Output the material below in full, exactly as it is.

+ + + +

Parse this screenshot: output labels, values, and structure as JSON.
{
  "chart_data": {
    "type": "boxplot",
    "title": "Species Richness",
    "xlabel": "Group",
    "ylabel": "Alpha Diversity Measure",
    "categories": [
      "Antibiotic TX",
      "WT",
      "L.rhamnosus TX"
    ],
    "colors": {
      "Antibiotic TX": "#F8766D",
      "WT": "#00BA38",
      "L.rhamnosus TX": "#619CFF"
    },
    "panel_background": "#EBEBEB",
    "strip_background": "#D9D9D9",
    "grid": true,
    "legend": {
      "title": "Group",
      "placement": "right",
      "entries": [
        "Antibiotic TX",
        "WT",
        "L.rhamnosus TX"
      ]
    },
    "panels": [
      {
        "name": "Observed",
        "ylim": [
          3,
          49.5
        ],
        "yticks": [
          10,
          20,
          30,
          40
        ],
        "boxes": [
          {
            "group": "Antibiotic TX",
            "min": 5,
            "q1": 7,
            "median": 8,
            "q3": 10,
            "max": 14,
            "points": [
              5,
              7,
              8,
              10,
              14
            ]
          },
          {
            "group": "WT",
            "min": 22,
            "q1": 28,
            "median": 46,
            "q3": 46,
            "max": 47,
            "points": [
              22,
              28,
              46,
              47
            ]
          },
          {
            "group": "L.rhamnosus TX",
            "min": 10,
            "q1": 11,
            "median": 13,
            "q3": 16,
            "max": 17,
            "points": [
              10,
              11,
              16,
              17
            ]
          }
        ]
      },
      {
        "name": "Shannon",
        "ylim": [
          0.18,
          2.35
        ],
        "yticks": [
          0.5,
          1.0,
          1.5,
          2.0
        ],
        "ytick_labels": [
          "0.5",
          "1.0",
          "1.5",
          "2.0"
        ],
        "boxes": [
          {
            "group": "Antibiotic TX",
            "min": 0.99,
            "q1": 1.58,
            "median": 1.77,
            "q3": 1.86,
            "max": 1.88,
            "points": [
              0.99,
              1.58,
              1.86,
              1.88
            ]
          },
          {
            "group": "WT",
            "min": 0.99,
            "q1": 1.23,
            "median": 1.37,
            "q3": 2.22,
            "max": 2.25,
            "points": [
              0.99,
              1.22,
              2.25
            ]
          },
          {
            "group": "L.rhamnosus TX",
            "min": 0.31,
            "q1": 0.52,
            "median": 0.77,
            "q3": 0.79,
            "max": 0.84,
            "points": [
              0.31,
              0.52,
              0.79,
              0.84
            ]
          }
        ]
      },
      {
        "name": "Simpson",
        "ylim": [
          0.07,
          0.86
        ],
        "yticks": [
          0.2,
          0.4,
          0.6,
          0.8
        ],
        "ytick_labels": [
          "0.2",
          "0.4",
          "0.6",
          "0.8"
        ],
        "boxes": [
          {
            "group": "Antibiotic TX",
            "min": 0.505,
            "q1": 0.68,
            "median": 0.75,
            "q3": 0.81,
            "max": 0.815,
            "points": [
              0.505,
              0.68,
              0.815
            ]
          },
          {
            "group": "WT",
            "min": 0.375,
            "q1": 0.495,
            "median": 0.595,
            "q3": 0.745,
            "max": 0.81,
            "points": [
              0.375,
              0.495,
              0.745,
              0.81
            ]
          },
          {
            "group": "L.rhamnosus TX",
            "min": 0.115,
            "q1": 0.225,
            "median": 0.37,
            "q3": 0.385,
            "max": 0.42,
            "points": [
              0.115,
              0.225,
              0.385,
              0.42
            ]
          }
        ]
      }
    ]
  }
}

+ + + +

OUTPUT FOR THIS TASK -
Parse this screenshot: output labels, values, and structure as JSON.
{
  "chart_data": {
    "type": "boxplot",
    "title": "Species Richness",
    "xlabel": "Group",
    "ylabel": "Alpha Diversity Measure",
    "categories": [
      "Antibiotic TX",
      "WT",
      "L.rhamnosus TX"
    ],
    "colors": {
      "Antibiotic TX": "#F8766D",
      "WT": "#00BA38",
      "L.rhamnosus TX": "#619CFF"
    },
    "panel_background": "#EBEBEB",
    "strip_background": "#D9D9D9",
    "grid": true,
    "legend": {
      "title": "Group",
      "placement": "right",
      "entries": [
        "Antibiotic TX",
        "WT",
        "L.rhamnosus TX"
      ]
    },
    "panels": [
      {
        "name": "Observed",
        "ylim": [
          3,
          49.5
        ],
        "yticks": [
          10,
          20,
          30,
          40
        ],
        "boxes": [
          {
            "group": "Antibiotic TX",
            "min": 5,
            "q1": 7,
            "median": 8,
            "q3": 10,
            "max": 14,
            "points": [
              5,
              7,
              8,
              10,
              14
            ]
          },
          {
            "group": "WT",
            "min": 22,
            "q1": 28,
            "median": 46,
            "q3": 46,
            "max": 47,
            "points": [
              22,
              28,
              46,
              47
            ]
          },
          {
            "group": "L.rhamnosus TX",
            "min": 10,
            "q1": 11,
            "median": 13,
            "q3": 16,
            "max": 17,
            "points": [
              10,
              11,
              16,
              17
            ]
          }
        ]
      },
      {
        "name": "Shannon",
        "ylim": [
          0.18,
          2.35
        ],
        "yticks": [
          0.5,
          1.0,
          1.5,
          2.0
        ],
        "ytick_labels": [
          "0.5",
          "1.0",
          "1.5",
          "2.0"
        ],
        "boxes": [
          {
            "group": "Antibiotic TX",
            "min": 0.99,
            "q1": 1.58,
            "median": 1.77,
            "q3": 1.86,
            "max": 1.88,
            "points": [
              0.99,
              1.58,
              1.86,
              1.88
            ]
          },
          {
            "group": "WT",
            "min": 0.99,
            "q1": 1.23,
            "median": 1.37,
            "q3": 2.22,
            "max": 2.25,
            "points": [
              0.99,
              1.22,
              2.25
            ]
          },
          {
            "group": "L.rhamnosus TX",
            "min": 0.31,
            "q1": 0.52,
            "median": 0.77,
            "q3": 0.79,
            "max": 0.84,
            "points": [
              0.31,
              0.52,
              0.79,
              0.84
            ]
          }
        ]
      },
      {
        "name": "Simpson",
        "ylim": [
          0.07,
          0.86
        ],
        "yticks": [
          0.2,
          0.4,
          0.6,
          0.8
        ],
        "ytick_labels": [
          "0.2",
          "0.4",
          "0.6",
          "0.8"
        ],
        "boxes": [
          {
            "group": "Antibiotic TX",
            "min": 0.505,
            "q1": 0.68,
            "median": 0.75,
            "q3": 0.81,
            "max": 0.815,
            "points": [
              0.505,
              0.68,
              0.815
            ]
          },
          {
            "group": "WT",
            "min": 0.375,
            "q1": 0.495,
            "median": 0.595,
            "q3": 0.745,
            "max": 0.81,
            "points": [
              0.375,
              0.495,
              0.745,
              0.81
            ]
          },
          {
            "group": "L.rhamnosus TX",
            "min": 0.115,
            "q1": 0.225,
            "median": 0.37,
            "q3": 0.385,
            "max": 0.42,
            "points": [
              0.115,
              0.225,
              0.385,
              0.42
            ]
          }
        ]
      }
    ]
  }
}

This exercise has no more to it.